A block of data:

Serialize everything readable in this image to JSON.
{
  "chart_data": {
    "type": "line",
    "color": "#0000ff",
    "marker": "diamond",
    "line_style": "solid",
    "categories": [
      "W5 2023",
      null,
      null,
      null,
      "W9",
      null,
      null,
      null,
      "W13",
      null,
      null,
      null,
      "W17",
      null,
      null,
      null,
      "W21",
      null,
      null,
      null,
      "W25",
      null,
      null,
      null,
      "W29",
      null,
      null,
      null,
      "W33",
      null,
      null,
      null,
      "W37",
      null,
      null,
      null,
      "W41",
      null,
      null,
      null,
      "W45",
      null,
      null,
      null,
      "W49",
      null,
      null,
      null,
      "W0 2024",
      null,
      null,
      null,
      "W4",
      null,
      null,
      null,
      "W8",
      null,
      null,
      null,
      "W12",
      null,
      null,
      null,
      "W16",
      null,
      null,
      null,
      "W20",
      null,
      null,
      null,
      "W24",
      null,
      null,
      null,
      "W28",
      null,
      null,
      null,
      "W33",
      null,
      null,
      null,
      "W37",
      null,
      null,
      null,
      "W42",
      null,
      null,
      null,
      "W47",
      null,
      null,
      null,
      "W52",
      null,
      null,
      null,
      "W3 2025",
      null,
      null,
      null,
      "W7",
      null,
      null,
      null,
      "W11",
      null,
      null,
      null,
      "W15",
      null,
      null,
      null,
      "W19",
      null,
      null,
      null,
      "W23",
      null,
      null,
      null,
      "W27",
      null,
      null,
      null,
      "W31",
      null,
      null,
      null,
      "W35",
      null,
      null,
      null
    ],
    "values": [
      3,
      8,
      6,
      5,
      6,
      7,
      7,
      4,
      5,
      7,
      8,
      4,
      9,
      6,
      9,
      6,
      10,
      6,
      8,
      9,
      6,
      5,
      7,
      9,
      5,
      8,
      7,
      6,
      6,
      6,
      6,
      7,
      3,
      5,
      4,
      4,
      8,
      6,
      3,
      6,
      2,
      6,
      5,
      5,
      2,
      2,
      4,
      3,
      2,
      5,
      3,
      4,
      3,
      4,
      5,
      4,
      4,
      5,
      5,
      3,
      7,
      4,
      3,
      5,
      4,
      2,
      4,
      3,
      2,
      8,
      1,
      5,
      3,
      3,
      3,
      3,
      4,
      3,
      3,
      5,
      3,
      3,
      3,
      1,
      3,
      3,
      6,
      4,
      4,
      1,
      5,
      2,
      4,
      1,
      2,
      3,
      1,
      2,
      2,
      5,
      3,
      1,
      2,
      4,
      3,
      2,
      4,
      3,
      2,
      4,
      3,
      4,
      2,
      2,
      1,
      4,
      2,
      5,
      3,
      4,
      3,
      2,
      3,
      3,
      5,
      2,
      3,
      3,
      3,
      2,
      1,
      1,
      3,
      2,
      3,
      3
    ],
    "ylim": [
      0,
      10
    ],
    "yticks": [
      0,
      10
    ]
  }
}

*WORK TO DO*
Restate the whole listing exactly.

*EXERCISE SOLUTION*
Serialize everything readable in this image to JSON.
{
  "chart_data": {
    "type": "line",
    "color": "#0000ff",
    "marker": "diamond",
    "line_style": "solid",
    "categories": [
      "W5 2023",
      null,
      null,
      null,
      "W9",
      null,
      null,
      null,
      "W13",
      null,
      null,
      null,
      "W17",
      null,
      null,
      null,
      "W21",
      null,
      null,
      null,
      "W25",
      null,
      null,
      null,
      "W29",
      null,
      null,
      null,
      "W33",
      null,
      null,
      null,
      "W37",
      null,
      null,
      null,
      "W41",
      null,
      null,
      null,
      "W45",
      null,
      null,
      null,
      "W49",
      null,
      null,
      null,
      "W0 2024",
      null,
      null,
      null,
      "W4",
      null,
      null,
      null,
      "W8",
      null,
      null,
      null,
      "W12",
      null,
      null,
      null,
      "W16",
      null,
      null,
      null,
      "W20",
      null,
      null,
      null,
      "W24",
      null,
      null,
      null,
      "W28",
      null,
      null,
      null,
      "W33",
      null,
      null,
      null,
      "W37",
      null,
      null,
      null,
      "W42",
      null,
      null,
      null,
      "W47",
      null,
      null,
      null,
      "W52",
      null,
      null,
      null,
      "W3 2025",
      null,
      null,
      null,
      "W7",
      null,
      null,
      null,
      "W11",
      null,
      null,
      null,
      "W15",
      null,
      null,
      null,
      "W19",
      null,
      null,
      null,
      "W23",
      null,
      null,
      null,
      "W27",
      null,
      null,
      null,
      "W31",
      null,
      null,
      null,
      "W35",
      null,
      null,
      null
    ],
    "values": [
      3,
      8,
      6,
      5,
      6,
      7,
      7,
      4,
      5,
      7,
      8,
      4,
      9,
      6,
      9,
      6,
      10,
      6,
      8,
      9,
      6,
      5,
      7,
      9,
      5,
      8,
      7,
      6,
      6,
      6,
      6,
      7,
      3,
      5,
      4,
      4,
      8,
      6,
      3,
      6,
      2,
      6,
      5,
      5,
      2,
      2,
      4,
      3,
      2,
      5,
      3,
      4,
      3,
      4,
      5,
      4,
      4,
      5,
      5,
      3,
      7,
      4,
      3,
      5,
      4,
      2,
      4,
      3,
      2,
      8,
      1,
      5,
      3,
      3,
      3,
      3,
      4,
      3,
      3,
      5,
      3,
      3,
      3,
      1,
      3,
      3,
      6,
      4,
      4,
      1,
      5,
      2,
      4,
      1,
      2,
      3,
      1,
      2,
      2,
      5,
      3,
      1,
      2,
      4,
      3,
      2,
      4,
      3,
      2,
      4,
      3,
      4,
      2,
      2,
      1,
      4,
      2,
      5,
      3,
      4,
      3,
      2,
      3,
      3,
      5,
      2,
      3,
      3,
      3,
      2,
      1,
      1,
      3,
      2,
      3,
      3
    ],
    "ylim": [
      0,
      10
    ],
    "yticks": [
      0,
      10
    ]
  }
}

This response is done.